◆ **Goal**:
Copy every line that holds "условий".

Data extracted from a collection
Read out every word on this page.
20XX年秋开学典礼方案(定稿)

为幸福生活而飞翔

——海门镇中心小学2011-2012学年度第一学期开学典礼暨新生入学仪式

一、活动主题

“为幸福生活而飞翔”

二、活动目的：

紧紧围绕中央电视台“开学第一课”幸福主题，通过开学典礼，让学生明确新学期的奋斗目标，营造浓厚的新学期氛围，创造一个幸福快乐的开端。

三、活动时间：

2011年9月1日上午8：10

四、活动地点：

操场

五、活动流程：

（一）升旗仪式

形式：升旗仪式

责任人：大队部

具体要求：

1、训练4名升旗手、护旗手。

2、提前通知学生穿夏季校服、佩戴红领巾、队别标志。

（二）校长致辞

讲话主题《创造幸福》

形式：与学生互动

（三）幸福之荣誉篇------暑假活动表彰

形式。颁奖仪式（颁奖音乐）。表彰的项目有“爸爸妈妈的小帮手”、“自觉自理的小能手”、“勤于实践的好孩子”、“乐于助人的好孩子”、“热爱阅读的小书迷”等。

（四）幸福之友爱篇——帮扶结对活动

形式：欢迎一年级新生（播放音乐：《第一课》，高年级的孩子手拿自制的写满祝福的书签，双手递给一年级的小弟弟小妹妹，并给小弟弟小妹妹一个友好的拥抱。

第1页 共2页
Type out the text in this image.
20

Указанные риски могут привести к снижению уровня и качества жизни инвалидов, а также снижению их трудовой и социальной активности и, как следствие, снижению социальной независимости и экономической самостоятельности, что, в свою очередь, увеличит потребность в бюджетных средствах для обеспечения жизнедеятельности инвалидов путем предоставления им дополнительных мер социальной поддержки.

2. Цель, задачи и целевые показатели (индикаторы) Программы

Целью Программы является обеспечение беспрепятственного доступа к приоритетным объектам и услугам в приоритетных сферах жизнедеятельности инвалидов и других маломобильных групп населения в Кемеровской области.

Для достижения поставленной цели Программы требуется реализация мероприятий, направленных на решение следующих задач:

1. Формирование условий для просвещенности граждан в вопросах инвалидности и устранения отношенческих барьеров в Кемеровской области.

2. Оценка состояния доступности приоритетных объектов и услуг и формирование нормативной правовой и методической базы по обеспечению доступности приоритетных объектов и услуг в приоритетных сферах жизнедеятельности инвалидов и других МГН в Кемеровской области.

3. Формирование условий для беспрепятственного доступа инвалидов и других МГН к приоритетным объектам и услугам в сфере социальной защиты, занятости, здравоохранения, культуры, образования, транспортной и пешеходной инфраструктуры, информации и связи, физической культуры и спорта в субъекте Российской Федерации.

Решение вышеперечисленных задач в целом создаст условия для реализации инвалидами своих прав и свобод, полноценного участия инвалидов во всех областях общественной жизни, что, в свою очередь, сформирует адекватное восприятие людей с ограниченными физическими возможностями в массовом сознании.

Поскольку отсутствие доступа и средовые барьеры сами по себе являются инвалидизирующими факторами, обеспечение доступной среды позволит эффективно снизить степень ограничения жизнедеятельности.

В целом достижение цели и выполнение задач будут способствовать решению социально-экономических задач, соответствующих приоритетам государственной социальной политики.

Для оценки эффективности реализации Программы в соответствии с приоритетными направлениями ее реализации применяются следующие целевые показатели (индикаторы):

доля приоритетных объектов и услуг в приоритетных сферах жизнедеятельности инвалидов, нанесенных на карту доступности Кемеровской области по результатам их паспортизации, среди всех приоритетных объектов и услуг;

◆ **In response**:
1. Формирование условий для просвещенности граждан в вопросах инвалидности и устранения отношенческих барьеров в Кемеровской области.
3. Формирование условий для беспрепятственного доступа инвалидов и других МГН к приоритетным объектам и услугам в сфере социальной защиты, занятости, здравоохранения, культуры, образования, транспортной и пешеходной инфраструктуры, информации и связи, физической культуры и спорта в субъекте Российской Федерации.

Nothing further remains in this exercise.